— Start DATA FOR THIS EXERCISE —

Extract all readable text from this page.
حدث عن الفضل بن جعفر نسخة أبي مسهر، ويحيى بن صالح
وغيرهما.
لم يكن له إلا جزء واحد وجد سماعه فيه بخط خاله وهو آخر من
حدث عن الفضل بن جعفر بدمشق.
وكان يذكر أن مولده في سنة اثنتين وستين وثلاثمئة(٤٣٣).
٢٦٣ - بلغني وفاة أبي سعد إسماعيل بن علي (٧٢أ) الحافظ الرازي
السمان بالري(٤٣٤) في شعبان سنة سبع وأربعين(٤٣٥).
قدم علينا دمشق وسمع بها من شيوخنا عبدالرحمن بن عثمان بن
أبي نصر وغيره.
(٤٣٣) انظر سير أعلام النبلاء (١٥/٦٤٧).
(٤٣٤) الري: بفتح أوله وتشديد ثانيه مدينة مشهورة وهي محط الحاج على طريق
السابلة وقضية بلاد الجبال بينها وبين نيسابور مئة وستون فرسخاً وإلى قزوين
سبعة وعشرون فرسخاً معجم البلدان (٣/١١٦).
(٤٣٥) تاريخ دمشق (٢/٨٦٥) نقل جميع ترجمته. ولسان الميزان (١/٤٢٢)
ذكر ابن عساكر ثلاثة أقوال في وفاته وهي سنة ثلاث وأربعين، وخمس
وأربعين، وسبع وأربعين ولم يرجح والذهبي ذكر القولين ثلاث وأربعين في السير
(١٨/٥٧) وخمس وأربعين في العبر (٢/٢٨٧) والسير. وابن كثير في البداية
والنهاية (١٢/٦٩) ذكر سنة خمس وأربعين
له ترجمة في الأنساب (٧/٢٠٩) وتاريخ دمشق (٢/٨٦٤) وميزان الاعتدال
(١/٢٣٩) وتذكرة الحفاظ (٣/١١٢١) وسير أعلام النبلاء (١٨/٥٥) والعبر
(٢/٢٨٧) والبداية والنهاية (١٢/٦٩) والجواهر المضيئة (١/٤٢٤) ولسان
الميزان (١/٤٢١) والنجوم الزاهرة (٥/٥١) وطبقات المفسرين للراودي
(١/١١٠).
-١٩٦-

— End DATA FOR THIS EXERCISE —

-- REQUIRED WORK --
Find the lines containing "ولسان" and list every one of them.

-- RESPONSE TO THIS EXERCISE --
(٤٣٥) تاريخ دمشق (٢/٨٦٥) نقل جميع ترجمته. ولسان الميزان (١/٤٢٢)
(٢/٢٨٧) والبداية والنهاية (١٢/٦٩) والجواهر المضيئة (١/٤٢٤) ولسان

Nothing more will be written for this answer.